▶ **Task**: Locate the lines that hold the string "values". Copy every such line.
======== Exercise data
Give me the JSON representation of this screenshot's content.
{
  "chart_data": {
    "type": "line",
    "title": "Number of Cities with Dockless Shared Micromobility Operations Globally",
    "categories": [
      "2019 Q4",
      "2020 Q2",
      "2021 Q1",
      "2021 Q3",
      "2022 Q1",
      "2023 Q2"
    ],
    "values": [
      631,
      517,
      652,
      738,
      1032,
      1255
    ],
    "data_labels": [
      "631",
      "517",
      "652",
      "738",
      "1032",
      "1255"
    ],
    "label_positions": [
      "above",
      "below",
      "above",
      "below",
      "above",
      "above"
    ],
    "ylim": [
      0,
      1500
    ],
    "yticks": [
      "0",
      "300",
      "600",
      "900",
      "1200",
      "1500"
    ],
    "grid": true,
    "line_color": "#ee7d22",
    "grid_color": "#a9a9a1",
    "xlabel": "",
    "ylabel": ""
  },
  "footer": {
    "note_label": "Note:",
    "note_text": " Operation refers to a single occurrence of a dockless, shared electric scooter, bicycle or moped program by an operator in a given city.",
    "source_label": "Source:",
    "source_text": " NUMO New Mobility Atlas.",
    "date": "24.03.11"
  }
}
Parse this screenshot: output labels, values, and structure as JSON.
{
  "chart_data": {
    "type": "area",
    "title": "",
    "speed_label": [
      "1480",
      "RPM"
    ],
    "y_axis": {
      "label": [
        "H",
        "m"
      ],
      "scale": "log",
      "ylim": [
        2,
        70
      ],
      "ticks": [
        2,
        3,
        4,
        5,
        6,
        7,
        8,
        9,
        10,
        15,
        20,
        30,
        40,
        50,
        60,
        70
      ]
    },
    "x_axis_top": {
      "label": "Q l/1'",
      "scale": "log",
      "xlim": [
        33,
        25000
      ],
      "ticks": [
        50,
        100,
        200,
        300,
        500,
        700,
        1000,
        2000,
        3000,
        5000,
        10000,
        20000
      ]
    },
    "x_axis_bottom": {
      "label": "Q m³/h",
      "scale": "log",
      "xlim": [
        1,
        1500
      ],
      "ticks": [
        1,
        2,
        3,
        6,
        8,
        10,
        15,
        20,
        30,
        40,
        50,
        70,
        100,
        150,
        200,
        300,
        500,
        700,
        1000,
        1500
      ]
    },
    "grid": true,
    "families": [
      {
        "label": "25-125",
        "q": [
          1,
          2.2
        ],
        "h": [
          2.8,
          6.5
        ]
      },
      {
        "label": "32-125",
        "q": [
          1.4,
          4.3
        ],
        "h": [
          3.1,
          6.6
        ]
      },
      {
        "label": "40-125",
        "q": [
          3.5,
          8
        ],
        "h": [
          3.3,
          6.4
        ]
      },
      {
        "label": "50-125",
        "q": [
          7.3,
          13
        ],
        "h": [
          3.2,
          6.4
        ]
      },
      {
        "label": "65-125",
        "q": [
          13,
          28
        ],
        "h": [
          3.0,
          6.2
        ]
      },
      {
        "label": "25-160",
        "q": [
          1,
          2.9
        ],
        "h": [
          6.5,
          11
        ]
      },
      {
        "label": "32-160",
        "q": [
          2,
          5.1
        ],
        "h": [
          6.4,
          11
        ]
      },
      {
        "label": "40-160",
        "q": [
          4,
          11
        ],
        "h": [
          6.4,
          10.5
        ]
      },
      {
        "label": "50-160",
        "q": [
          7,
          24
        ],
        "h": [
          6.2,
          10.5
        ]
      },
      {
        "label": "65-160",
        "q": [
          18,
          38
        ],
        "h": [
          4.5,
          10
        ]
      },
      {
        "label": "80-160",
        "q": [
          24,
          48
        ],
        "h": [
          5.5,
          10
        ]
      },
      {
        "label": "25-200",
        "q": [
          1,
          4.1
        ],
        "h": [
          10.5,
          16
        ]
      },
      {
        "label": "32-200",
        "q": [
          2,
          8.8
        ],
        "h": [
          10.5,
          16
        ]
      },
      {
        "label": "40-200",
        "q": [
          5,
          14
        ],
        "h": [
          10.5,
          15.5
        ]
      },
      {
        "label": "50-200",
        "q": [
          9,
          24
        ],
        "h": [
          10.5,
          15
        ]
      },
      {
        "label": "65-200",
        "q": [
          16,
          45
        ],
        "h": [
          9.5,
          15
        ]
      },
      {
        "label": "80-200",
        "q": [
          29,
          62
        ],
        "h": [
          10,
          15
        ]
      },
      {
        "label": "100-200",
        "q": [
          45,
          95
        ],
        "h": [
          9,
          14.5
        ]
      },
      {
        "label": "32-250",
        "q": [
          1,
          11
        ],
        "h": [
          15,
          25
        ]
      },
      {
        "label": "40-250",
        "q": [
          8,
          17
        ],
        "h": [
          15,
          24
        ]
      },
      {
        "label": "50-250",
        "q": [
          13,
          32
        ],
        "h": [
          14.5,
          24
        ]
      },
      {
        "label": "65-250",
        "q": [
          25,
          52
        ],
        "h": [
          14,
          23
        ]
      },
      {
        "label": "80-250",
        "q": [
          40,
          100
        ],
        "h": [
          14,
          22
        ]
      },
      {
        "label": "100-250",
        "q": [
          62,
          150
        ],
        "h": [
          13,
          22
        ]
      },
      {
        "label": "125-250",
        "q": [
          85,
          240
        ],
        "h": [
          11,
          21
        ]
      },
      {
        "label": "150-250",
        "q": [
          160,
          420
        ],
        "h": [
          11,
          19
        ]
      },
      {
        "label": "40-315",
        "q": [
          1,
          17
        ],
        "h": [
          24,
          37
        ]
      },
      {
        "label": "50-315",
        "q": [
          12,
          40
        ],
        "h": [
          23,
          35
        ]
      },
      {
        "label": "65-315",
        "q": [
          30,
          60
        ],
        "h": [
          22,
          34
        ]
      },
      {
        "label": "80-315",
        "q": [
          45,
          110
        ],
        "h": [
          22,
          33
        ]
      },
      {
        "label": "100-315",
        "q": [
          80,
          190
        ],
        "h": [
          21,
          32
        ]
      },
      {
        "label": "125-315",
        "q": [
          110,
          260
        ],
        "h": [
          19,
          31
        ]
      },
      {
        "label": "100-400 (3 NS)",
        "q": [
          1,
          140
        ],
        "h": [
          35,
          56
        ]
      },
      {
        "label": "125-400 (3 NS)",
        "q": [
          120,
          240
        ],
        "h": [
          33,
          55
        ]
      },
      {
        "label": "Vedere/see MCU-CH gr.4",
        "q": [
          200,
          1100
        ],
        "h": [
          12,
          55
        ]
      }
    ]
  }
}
================
▶ **Answer to the problem**:
    "values": [
Parse this screenshot: output labels, values, and structure as JSON.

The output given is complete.